Data entries

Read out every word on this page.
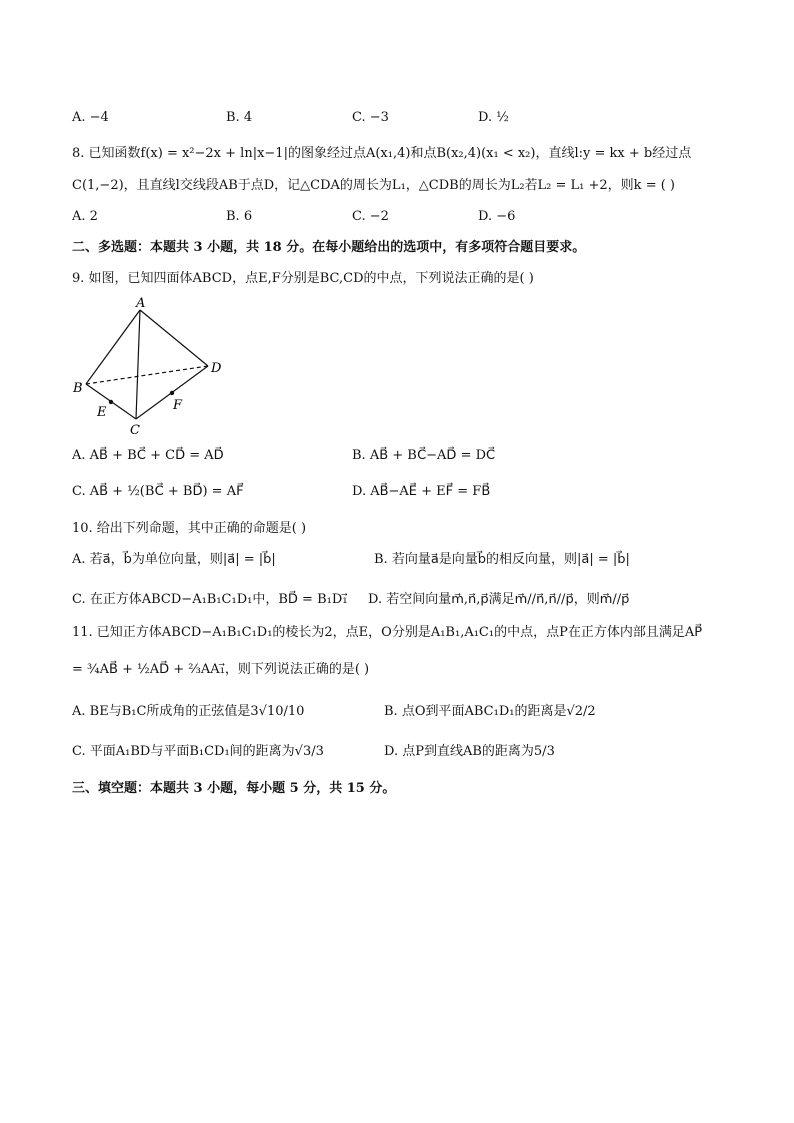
A. −4	B. 4	C. −3	D. ½
8. 已知函数f(x) = x²−2x + ln|x−1|的图象经过点A(x₁,4)和点B(x₂,4)(x₁ < x₂)，直线l:y = kx + b经过点
C(1,−2)，且直线l交线段AB于点D，记△CDA的周长为L₁，△CDB的周长为L₂若L₂ = L₁ +2，则k = ( )
A. 2	B. 6	C. −2	D. −6
二、多选题：本题共 3 小题，共 18 分。在每小题给出的选项中，有多项符合题目要求。
9. 如图，已知四面体ABCD，点E,F分别是BC,CD的中点，下列说法正确的是( )
A
B
C
D
E	F
A. AB⃗ + BC⃗ + CD⃗ = AD⃗	B. AB⃗ + BC⃗−AD⃗ = DC⃗
C. AB⃗ + ½(BC⃗ + BD⃗) = AF⃗	D. AB⃗−AE⃗ + EF⃗ = FB⃗
10. 给出下列命题，其中正确的命题是( )
A. 若a⃗，b⃗为单位向量，则|a⃗| = |b⃗|	B. 若向量a⃗是向量b⃗的相反向量，则|a⃗| = |b⃗|
C. 在正方体ABCD−A₁B₁C₁D₁中，BD⃗ = B₁D₁⃗ D. 若空间向量m⃗,n⃗,p⃗满足m⃗//n⃗,n⃗//p⃗，则m⃗//p⃗
11. 已知正方体ABCD−A₁B₁C₁D₁的棱长为2，点E，O分别是A₁B₁,A₁C₁的中点，点P在正方体内部且满足AP⃗
= ¾AB⃗ + ½AD⃗ + ⅔AA₁⃗，则下列说法正确的是( )
A. BE与B₁C所成角的正弦值是3√10/10	B. 点O到平面ABC₁D₁的距离是√2/2
C. 平面A₁BD与平面B₁CD₁间的距离为√3/3	D. 点P到直线AB的距离为5/3
三、填空题：本题共 3 小题，每小题 5 分，共 15 分。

Written problem — Write the full listing out again with every line unchanged, but include no pictures.

Solution to the problem —
Read out every word on this page.
A. −4	B. 4	C. −3	D. ½
8. 已知函数f(x) = x²−2x + ln|x−1|的图象经过点A(x₁,4)和点B(x₂,4)(x₁ < x₂)，直线l:y = kx + b经过点
C(1,−2)，且直线l交线段AB于点D，记△CDA的周长为L₁，△CDB的周长为L₂若L₂ = L₁ +2，则k = ( )
A. 2	B. 6	C. −2	D. −6
二、多选题：本题共 3 小题，共 18 分。在每小题给出的选项中，有多项符合题目要求。
9. 如图，已知四面体ABCD，点E,F分别是BC,CD的中点，下列说法正确的是( )
A
B
C
D
E	F
A. AB⃗ + BC⃗ + CD⃗ = AD⃗	B. AB⃗ + BC⃗−AD⃗ = DC⃗
C. AB⃗ + ½(BC⃗ + BD⃗) = AF⃗	D. AB⃗−AE⃗ + EF⃗ = FB⃗
10. 给出下列命题，其中正确的命题是( )
A. 若a⃗，b⃗为单位向量，则|a⃗| = |b⃗|	B. 若向量a⃗是向量b⃗的相反向量，则|a⃗| = |b⃗|
C. 在正方体ABCD−A₁B₁C₁D₁中，BD⃗ = B₁D₁⃗ D. 若空间向量m⃗,n⃗,p⃗满足m⃗//n⃗,n⃗//p⃗，则m⃗//p⃗
11. 已知正方体ABCD−A₁B₁C₁D₁的棱长为2，点E，O分别是A₁B₁,A₁C₁的中点，点P在正方体内部且满足AP⃗
= ¾AB⃗ + ½AD⃗ + ⅔AA₁⃗，则下列说法正确的是( )
A. BE与B₁C所成角的正弦值是3√10/10	B. 点O到平面ABC₁D₁的距离是√2/2
C. 平面A₁BD与平面B₁CD₁间的距离为√3/3	D. 点P到直线AB的距离为5/3
三、填空题：本题共 3 小题，每小题 5 分，共 15 分。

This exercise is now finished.